### INSTRUCTION:
Find every line in the records below that holds the word "made", and copy it out.

Data entries
>>>>

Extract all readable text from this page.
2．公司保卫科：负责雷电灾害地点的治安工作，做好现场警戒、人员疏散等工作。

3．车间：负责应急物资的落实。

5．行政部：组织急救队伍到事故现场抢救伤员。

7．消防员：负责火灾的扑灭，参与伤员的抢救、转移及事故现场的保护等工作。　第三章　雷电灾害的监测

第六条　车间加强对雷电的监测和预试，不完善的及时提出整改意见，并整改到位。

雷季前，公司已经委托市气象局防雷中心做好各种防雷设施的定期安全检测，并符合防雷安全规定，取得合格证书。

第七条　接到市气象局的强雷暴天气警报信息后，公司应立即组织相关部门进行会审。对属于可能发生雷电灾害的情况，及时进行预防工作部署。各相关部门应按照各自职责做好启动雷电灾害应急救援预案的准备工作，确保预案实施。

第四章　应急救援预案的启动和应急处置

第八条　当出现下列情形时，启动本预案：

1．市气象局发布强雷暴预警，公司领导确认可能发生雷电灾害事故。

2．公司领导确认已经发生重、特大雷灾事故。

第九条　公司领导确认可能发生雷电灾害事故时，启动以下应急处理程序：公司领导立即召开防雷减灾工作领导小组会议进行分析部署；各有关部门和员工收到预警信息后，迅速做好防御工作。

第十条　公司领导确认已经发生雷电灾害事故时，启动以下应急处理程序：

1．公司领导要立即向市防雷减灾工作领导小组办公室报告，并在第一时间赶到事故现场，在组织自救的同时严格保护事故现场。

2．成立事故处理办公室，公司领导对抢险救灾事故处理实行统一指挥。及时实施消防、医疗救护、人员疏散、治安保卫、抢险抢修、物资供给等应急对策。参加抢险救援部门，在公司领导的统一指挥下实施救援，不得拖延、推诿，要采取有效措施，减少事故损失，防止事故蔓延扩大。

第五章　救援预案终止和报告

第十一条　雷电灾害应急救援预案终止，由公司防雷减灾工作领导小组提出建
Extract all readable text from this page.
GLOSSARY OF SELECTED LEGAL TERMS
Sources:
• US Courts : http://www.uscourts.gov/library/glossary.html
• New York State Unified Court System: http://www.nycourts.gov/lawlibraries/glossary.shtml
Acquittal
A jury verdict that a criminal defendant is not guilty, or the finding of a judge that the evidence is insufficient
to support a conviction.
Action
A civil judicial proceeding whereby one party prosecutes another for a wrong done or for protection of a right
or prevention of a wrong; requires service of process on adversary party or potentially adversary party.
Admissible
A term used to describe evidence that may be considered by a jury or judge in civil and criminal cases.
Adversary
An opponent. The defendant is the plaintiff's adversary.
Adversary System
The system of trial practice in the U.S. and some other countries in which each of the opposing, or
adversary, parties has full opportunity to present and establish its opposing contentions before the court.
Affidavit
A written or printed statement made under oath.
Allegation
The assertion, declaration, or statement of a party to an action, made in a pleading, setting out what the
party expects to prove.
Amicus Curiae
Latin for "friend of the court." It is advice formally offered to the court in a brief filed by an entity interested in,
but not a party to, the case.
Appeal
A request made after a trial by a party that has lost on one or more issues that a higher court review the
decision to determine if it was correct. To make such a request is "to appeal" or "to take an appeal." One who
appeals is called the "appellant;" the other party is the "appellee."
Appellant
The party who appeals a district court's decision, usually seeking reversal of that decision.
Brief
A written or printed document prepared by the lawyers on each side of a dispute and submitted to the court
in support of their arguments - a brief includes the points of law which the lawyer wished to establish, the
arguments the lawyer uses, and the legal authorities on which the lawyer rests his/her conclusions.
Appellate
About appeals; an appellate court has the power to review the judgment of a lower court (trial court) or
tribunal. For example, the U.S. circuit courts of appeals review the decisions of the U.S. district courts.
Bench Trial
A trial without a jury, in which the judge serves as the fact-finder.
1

<<<<

### ANSWER TO THIS EXERCISE:
A written or printed statement made under oath.
The assertion, declaration, or statement of a party to an action, made in a pleading, setting out what the
A request made after a trial by a party that has lost on one or more issues that a higher court review the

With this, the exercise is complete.